■ EXERCISE BRIEF
Copy every entry word for word. Skip the pictures.

═══ RECORDS FOR THIS TASK ═══

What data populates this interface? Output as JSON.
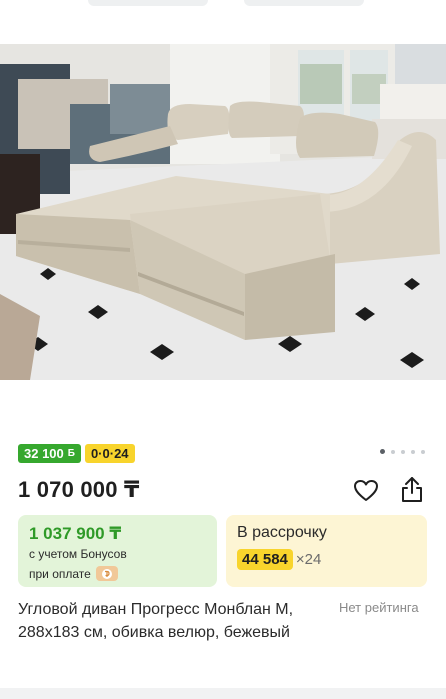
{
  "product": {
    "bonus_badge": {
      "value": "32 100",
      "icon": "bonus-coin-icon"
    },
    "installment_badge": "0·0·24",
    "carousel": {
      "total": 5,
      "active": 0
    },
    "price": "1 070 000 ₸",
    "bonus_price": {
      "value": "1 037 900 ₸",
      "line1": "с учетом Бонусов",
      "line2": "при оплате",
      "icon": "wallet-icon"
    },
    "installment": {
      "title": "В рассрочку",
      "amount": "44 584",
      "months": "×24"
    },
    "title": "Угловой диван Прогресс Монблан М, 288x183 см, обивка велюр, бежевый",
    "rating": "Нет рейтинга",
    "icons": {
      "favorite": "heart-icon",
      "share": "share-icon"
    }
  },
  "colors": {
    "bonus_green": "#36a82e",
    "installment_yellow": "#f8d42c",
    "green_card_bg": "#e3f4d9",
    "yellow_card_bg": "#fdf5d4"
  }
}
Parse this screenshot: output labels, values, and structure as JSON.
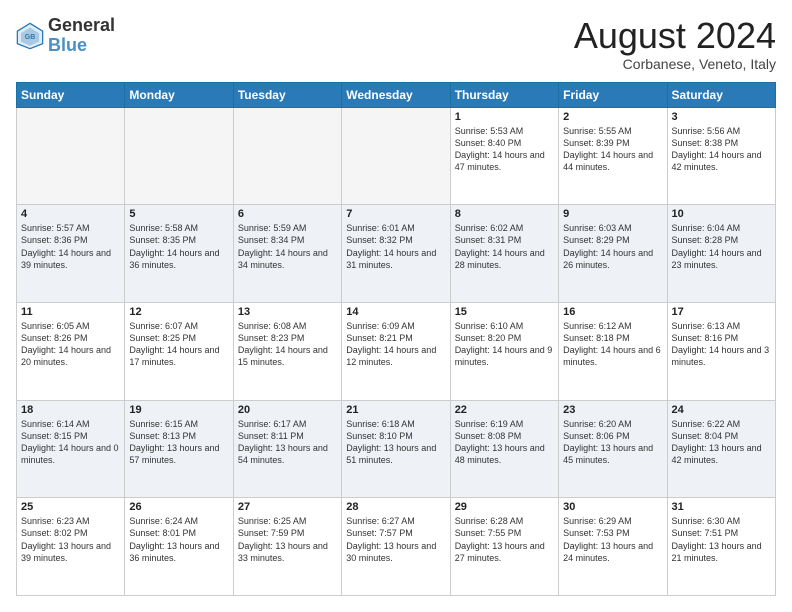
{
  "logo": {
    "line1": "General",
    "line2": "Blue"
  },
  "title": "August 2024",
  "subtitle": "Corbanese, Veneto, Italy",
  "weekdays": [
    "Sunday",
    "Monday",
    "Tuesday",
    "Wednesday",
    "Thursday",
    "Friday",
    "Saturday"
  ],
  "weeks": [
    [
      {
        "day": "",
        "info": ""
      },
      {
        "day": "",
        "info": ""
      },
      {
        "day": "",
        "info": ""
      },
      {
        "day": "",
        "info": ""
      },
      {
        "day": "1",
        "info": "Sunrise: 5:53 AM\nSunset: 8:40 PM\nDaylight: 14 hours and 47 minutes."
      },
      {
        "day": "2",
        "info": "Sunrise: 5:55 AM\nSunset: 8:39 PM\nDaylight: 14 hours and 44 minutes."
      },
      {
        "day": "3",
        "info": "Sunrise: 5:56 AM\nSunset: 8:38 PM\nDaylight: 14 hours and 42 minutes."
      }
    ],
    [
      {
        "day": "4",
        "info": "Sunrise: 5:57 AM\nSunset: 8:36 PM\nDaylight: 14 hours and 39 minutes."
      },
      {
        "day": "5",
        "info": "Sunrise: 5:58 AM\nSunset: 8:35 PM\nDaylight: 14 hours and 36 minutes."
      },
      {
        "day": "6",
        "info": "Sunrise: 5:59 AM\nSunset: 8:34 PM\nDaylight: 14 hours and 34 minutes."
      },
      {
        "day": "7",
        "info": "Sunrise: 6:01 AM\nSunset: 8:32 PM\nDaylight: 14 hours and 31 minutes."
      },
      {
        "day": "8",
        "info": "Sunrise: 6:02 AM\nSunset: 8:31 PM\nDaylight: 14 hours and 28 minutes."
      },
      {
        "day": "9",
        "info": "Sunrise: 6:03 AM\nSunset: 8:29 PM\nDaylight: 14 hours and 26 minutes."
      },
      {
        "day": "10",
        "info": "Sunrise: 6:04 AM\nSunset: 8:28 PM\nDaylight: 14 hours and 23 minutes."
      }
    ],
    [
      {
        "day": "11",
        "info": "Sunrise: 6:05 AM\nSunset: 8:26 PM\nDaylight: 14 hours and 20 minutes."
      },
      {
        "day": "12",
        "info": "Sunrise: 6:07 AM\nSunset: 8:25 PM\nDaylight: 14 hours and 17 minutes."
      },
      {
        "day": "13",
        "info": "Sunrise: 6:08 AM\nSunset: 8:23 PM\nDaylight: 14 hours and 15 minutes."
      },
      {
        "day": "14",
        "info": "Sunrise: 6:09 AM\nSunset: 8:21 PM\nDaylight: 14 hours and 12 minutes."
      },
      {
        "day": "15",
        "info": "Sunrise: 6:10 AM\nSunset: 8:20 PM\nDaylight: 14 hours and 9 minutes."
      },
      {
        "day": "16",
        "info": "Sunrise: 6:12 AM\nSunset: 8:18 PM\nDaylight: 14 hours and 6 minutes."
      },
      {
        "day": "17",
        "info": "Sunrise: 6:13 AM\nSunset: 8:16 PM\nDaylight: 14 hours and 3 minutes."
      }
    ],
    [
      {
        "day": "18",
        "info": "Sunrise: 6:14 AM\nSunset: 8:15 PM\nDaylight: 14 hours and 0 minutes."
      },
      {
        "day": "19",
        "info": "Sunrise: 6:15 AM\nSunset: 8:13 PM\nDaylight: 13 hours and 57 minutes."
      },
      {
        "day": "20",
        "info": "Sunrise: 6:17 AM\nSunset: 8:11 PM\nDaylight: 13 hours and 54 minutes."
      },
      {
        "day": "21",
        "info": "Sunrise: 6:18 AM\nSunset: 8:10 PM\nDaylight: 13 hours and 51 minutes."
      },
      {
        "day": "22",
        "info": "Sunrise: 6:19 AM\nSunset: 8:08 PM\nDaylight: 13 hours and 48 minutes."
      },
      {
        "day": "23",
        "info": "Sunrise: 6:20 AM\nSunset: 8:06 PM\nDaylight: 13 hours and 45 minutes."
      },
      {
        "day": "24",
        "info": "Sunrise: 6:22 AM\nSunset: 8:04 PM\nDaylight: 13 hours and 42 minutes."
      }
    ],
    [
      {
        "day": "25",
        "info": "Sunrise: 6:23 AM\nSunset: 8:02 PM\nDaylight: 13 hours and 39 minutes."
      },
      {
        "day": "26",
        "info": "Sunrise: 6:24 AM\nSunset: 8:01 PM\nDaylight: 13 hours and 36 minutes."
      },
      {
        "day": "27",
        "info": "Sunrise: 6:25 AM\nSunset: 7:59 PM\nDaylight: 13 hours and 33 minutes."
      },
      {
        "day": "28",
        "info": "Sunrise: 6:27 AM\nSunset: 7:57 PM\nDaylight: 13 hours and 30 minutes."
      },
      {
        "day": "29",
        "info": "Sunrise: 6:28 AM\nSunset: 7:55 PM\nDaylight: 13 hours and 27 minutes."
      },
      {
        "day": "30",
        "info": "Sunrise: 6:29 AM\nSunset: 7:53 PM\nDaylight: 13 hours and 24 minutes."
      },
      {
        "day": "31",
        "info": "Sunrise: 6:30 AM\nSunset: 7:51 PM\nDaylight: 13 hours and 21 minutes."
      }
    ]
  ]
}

═══

■ OUTPUT OF THE EXERCISE
What data populates this interface? Output as JSON.
{
  "product": {
    "bonus_badge": {
      "value": "32 100",
      "icon": "bonus-coin-icon"
    },
    "installment_badge": "0·0·24",
    "carousel": {
      "total": 5,
      "active": 0
    },
    "price": "1 070 000 ₸",
    "bonus_price": {
      "value": "1 037 900 ₸",
      "line1": "с учетом Бонусов",
      "line2": "при оплате",
      "icon": "wallet-icon"
    },
    "installment": {
      "title": "В рассрочку",
      "amount": "44 584",
      "months": "×24"
    },
    "title": "Угловой диван Прогресс Монблан М, 288x183 см, обивка велюр, бежевый",
    "rating": "Нет рейтинга",
    "icons": {
      "favorite": "heart-icon",
      "share": "share-icon"
    }
  },
  "colors": {
    "bonus_green": "#36a82e",
    "installment_yellow": "#f8d42c",
    "green_card_bg": "#e3f4d9",
    "yellow_card_bg": "#fdf5d4"
  }
}
Parse this screenshot: output labels, values, and structure as JSON.
{
  "logo": {
    "line1": "General",
    "line2": "Blue"
  },
  "title": "August 2024",
  "subtitle": "Corbanese, Veneto, Italy",
  "weekdays": [
    "Sunday",
    "Monday",
    "Tuesday",
    "Wednesday",
    "Thursday",
    "Friday",
    "Saturday"
  ],
  "weeks": [
    [
      {
        "day": "",
        "info": ""
      },
      {
        "day": "",
        "info": ""
      },
      {
        "day": "",
        "info": ""
      },
      {
        "day": "",
        "info": ""
      },
      {
        "day": "1",
        "info": "Sunrise: 5:53 AM\nSunset: 8:40 PM\nDaylight: 14 hours and 47 minutes."
      },
      {
        "day": "2",
        "info": "Sunrise: 5:55 AM\nSunset: 8:39 PM\nDaylight: 14 hours and 44 minutes."
      },
      {
        "day": "3",
        "info": "Sunrise: 5:56 AM\nSunset: 8:38 PM\nDaylight: 14 hours and 42 minutes."
      }
    ],
    [
      {
        "day": "4",
        "info": "Sunrise: 5:57 AM\nSunset: 8:36 PM\nDaylight: 14 hours and 39 minutes."
      },
      {
        "day": "5",
        "info": "Sunrise: 5:58 AM\nSunset: 8:35 PM\nDaylight: 14 hours and 36 minutes."
      },
      {
        "day": "6",
        "info": "Sunrise: 5:59 AM\nSunset: 8:34 PM\nDaylight: 14 hours and 34 minutes."
      },
      {
        "day": "7",
        "info": "Sunrise: 6:01 AM\nSunset: 8:32 PM\nDaylight: 14 hours and 31 minutes."
      },
      {
        "day": "8",
        "info": "Sunrise: 6:02 AM\nSunset: 8:31 PM\nDaylight: 14 hours and 28 minutes."
      },
      {
        "day": "9",
        "info": "Sunrise: 6:03 AM\nSunset: 8:29 PM\nDaylight: 14 hours and 26 minutes."
      },
      {
        "day": "10",
        "info": "Sunrise: 6:04 AM\nSunset: 8:28 PM\nDaylight: 14 hours and 23 minutes."
      }
    ],
    [
      {
        "day": "11",
        "info": "Sunrise: 6:05 AM\nSunset: 8:26 PM\nDaylight: 14 hours and 20 minutes."
      },
      {
        "day": "12",
        "info": "Sunrise: 6:07 AM\nSunset: 8:25 PM\nDaylight: 14 hours and 17 minutes."
      },
      {
        "day": "13",
        "info": "Sunrise: 6:08 AM\nSunset: 8:23 PM\nDaylight: 14 hours and 15 minutes."
      },
      {
        "day": "14",
        "info": "Sunrise: 6:09 AM\nSunset: 8:21 PM\nDaylight: 14 hours and 12 minutes."
      },
      {
        "day": "15",
        "info": "Sunrise: 6:10 AM\nSunset: 8:20 PM\nDaylight: 14 hours and 9 minutes."
      },
      {
        "day": "16",
        "info": "Sunrise: 6:12 AM\nSunset: 8:18 PM\nDaylight: 14 hours and 6 minutes."
      },
      {
        "day": "17",
        "info": "Sunrise: 6:13 AM\nSunset: 8:16 PM\nDaylight: 14 hours and 3 minutes."
      }
    ],
    [
      {
        "day": "18",
        "info": "Sunrise: 6:14 AM\nSunset: 8:15 PM\nDaylight: 14 hours and 0 minutes."
      },
      {
        "day": "19",
        "info": "Sunrise: 6:15 AM\nSunset: 8:13 PM\nDaylight: 13 hours and 57 minutes."
      },
      {
        "day": "20",
        "info": "Sunrise: 6:17 AM\nSunset: 8:11 PM\nDaylight: 13 hours and 54 minutes."
      },
      {
        "day": "21",
        "info": "Sunrise: 6:18 AM\nSunset: 8:10 PM\nDaylight: 13 hours and 51 minutes."
      },
      {
        "day": "22",
        "info": "Sunrise: 6:19 AM\nSunset: 8:08 PM\nDaylight: 13 hours and 48 minutes."
      },
      {
        "day": "23",
        "info": "Sunrise: 6:20 AM\nSunset: 8:06 PM\nDaylight: 13 hours and 45 minutes."
      },
      {
        "day": "24",
        "info": "Sunrise: 6:22 AM\nSunset: 8:04 PM\nDaylight: 13 hours and 42 minutes."
      }
    ],
    [
      {
        "day": "25",
        "info": "Sunrise: 6:23 AM\nSunset: 8:02 PM\nDaylight: 13 hours and 39 minutes."
      },
      {
        "day": "26",
        "info": "Sunrise: 6:24 AM\nSunset: 8:01 PM\nDaylight: 13 hours and 36 minutes."
      },
      {
        "day": "27",
        "info": "Sunrise: 6:25 AM\nSunset: 7:59 PM\nDaylight: 13 hours and 33 minutes."
      },
      {
        "day": "28",
        "info": "Sunrise: 6:27 AM\nSunset: 7:57 PM\nDaylight: 13 hours and 30 minutes."
      },
      {
        "day": "29",
        "info": "Sunrise: 6:28 AM\nSunset: 7:55 PM\nDaylight: 13 hours and 27 minutes."
      },
      {
        "day": "30",
        "info": "Sunrise: 6:29 AM\nSunset: 7:53 PM\nDaylight: 13 hours and 24 minutes."
      },
      {
        "day": "31",
        "info": "Sunrise: 6:30 AM\nSunset: 7:51 PM\nDaylight: 13 hours and 21 minutes."
      }
    ]
  ]
}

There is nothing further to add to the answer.